[Start of EXTRACTED DATA]
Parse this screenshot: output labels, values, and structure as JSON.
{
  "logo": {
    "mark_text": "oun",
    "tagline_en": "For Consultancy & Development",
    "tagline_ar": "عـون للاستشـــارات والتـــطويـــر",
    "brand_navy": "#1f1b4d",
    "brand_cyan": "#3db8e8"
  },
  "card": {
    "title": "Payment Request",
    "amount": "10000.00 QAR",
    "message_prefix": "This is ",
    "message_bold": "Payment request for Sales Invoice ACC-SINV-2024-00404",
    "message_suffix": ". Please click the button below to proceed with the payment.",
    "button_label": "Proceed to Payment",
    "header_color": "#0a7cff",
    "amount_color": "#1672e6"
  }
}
[End of EXTRACTED DATA]
» REQUIREMENTS:
Emit the records above again, exactly, with no line skipped.

» RESULT:
Parse this screenshot: output labels, values, and structure as JSON.
{
  "logo": {
    "mark_text": "oun",
    "tagline_en": "For Consultancy & Development",
    "tagline_ar": "عـون للاستشـــارات والتـــطويـــر",
    "brand_navy": "#1f1b4d",
    "brand_cyan": "#3db8e8"
  },
  "card": {
    "title": "Payment Request",
    "amount": "10000.00 QAR",
    "message_prefix": "This is ",
    "message_bold": "Payment request for Sales Invoice ACC-SINV-2024-00404",
    "message_suffix": ". Please click the button below to proceed with the payment.",
    "button_label": "Proceed to Payment",
    "header_color": "#0a7cff",
    "amount_color": "#1672e6"
  }
}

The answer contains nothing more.